* [Stated goal 1]:
In the passage on Mae West and vaudeville, on what date did the Coronet become the Eugene O'Neill Theatre?

=== Source document ===

It was 1912 when MAE WEST got her first major vaudeville break: a spot on the bill at Hammerstein's Victoria in mid-May. At last the scintillating singing comedienne could demonstrate that she was in a league with the top-tiered headliners often billed at "The Corner" such as Eva Tanguay, Sophie Tucker, Fanny Brice, Nora Bayes, and other notables.
• • Mae was close to her 19th birthday when she was invited back by Oscar Hammerstein for a weeklong booking that began in the month of August — — on 6 August 1912. She shared the stagebill with several acts — — including Fields and Carroll.
• • It was then that Mae West heard Fields and Carroll perform their jaunty rag "On the Mississippi" — — about 99 years ago on the corner of Seventh Avenue and 42nd Street. Then "Mae West and Her Boys" sang a few rags and played the bones, minstrel style. Variety slammed their routine, suggesting she return to burlesque since she lacked the refinement necessary for top-drawer vaudeville. Instead Mae once again became a solo act, purchased new material, and kept on trouping.
• • Half of the team was a man five years older than Mae. Arthur Fields was also born in the month August — — on 6 August 1888 — — and he hailed from Philadelphia, where he started out in life as Abe Finkelstein. For years he toured with Harry Carroll. Scrappy little Arthur Fields was merely 11 years old when he turned pro, booking singing engagements in Utica, New York and then branching out to Coney Island. Around 1908 the ambitious baritone toured with Guy Brother's Minstrel Show, and helped assemble a vaudeville novelty "Weston, Fields, and Carroll." Four years later, the partnership had been paired down to Fields and Carroll. Arthur Fields had his first hit as a songwriter with "On the Mississippi" (1912); he had composed this ragtime music with Harry Carroll, but Ballard MacDonald supplied the lyrics.
• • When his wife's health necessitated a move from New York to Florida, the couple relocated to the sunbelt and settled in Hollywood in 1946. The tireless entertainer snagged his own radio gig over WKAT, Miami: "The Arthur Fields Program."
• • Sadly, in March 1953, he had a stroke and went under the care of the Littlefield Convalescent Home in Largo, Florida. Most unfortunately, the institution had a fire, which ended his life on 29 March 1953. He was 64 years old.
• • Mae West & Eugene O'Neill: Off-beat Links • •
• • The Edwin Forrest Theatre was renamed the Coronet when it was refurbished and reopened in December 1945. A few years later, this playhouse hosted the revival of Mae West's enormously successful Bowery classic. "Diamond Lil" met her public at the Coronet beginning on 5 February 1949.
• • Eventually, the Coronet became the Eugene O'Neill Theatre on 19 November 1959.
• • Eugene O'Neill was born in New York, NY on 16 October 1888 and introduced to the theatre world via the Provincetown Playhouse during the 1920s. The Pulitzer-winning "Beyond the Horizon" [published in 1920] was O'Neill's first important play.
• • Though Mae found O'Neill's outlook depressing, she was well aware of his enormous popularity and made sure to go and see his plays.
• • "Mae West was better suited to writing gritty realism than Eugene O'Neill," explains Frank Cullen in the book "Vaudeville, Old and New" [2007].

=== Entries provided ===

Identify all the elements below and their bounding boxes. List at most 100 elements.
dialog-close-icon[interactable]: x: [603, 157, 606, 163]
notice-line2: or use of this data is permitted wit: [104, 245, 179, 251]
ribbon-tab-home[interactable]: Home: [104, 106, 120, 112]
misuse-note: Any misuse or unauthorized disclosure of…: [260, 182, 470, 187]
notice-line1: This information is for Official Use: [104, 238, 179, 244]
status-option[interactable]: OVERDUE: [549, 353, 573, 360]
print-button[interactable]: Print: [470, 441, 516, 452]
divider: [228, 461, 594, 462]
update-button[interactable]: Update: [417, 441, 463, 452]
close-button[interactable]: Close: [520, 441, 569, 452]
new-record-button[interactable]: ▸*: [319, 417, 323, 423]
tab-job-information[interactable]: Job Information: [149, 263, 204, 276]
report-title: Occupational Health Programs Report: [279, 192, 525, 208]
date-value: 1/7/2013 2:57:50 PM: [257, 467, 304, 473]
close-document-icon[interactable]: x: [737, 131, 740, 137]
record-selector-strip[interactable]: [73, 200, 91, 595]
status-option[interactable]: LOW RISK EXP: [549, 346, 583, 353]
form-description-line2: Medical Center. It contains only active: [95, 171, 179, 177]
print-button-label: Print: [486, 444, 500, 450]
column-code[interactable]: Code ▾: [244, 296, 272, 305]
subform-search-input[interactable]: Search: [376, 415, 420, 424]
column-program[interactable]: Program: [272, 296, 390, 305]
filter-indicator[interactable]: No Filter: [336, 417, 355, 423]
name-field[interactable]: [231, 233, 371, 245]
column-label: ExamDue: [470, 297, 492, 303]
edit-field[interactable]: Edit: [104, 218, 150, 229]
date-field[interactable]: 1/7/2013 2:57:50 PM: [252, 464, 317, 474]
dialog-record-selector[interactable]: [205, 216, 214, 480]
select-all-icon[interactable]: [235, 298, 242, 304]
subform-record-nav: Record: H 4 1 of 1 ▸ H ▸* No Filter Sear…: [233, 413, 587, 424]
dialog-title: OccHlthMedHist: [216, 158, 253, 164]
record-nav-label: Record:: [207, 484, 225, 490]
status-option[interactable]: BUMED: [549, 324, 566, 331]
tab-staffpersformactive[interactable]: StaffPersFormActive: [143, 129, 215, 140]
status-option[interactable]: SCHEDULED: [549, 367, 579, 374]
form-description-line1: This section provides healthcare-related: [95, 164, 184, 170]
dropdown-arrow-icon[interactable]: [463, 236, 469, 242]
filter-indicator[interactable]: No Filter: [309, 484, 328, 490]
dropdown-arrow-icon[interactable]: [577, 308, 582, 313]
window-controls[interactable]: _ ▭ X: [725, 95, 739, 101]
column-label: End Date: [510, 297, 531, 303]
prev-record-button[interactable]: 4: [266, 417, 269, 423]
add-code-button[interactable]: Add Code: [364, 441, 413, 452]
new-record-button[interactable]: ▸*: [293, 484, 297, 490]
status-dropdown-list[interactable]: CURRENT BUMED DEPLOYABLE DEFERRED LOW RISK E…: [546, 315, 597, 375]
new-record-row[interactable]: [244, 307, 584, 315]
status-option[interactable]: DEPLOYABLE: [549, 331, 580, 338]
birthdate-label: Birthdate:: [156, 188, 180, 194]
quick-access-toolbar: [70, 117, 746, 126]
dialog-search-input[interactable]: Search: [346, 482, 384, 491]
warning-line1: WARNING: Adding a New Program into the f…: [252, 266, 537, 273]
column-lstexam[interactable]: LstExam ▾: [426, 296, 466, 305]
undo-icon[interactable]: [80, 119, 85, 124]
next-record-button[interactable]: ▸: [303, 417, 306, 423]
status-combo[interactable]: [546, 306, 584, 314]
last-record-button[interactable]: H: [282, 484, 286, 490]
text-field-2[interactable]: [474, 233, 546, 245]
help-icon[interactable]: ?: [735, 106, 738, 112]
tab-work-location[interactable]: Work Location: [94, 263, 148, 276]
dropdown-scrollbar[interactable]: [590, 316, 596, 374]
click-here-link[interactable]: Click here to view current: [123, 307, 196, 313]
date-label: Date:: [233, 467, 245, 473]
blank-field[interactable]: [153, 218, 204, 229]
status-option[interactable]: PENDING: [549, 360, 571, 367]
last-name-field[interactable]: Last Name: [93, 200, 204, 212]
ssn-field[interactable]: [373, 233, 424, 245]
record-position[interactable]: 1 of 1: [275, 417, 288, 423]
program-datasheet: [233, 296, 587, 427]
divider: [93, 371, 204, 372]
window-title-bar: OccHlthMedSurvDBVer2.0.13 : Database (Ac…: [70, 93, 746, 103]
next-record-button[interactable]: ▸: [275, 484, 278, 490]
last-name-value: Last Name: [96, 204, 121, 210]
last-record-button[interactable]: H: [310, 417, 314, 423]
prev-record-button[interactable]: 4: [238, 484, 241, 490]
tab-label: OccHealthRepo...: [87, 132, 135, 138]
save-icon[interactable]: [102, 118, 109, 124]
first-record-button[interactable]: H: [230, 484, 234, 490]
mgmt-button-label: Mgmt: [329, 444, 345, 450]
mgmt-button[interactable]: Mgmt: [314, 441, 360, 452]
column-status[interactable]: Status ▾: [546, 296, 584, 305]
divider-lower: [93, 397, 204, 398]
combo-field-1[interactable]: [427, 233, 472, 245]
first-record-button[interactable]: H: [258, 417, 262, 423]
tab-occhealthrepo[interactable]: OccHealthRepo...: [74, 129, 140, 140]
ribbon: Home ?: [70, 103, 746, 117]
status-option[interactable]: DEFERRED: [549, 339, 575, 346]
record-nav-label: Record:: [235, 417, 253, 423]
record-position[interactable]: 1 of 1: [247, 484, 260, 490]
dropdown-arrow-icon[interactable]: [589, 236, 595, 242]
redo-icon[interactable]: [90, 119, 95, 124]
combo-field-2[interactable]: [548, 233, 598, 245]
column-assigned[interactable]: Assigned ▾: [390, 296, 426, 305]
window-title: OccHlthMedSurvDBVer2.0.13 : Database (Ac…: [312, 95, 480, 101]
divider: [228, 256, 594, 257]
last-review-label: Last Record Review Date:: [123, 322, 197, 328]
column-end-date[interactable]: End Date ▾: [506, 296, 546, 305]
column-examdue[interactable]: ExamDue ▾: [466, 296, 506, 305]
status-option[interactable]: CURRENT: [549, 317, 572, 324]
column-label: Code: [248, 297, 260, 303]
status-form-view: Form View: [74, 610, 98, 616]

===

* [Stated goal 2]:
Rewrite the listing's lines as a Markdown table with the columns Row and Listing Line, starting with the first line of the listing and going on through the line containing "notice-line1: This information". Omit any blank lines.

* [Task output 1]:
The Coronet became the Eugene O'Neill Theatre on 19 November 1959.

* [Task output 2]:
| Row | Listing Line |
|---|---|
| 1 | Identify all the elements below and their bounding boxes. List at most 100 elements. |
| 2 | dialog-close-icon[interactable]: x: [603, 157, 606, 163] |
| 3 | notice-line2: or use of this data is permitted wit: [104, 245, 179, 251] |
| 4 | ribbon-tab-home[interactable]: Home: [104, 106, 120, 112] |
| 5 | misuse-note: Any misuse or unauthorized disclosure of…: [260, 182, 470, 187] |
| 6 | notice-line1: This information is for Official Use: [104, 238, 179, 244] |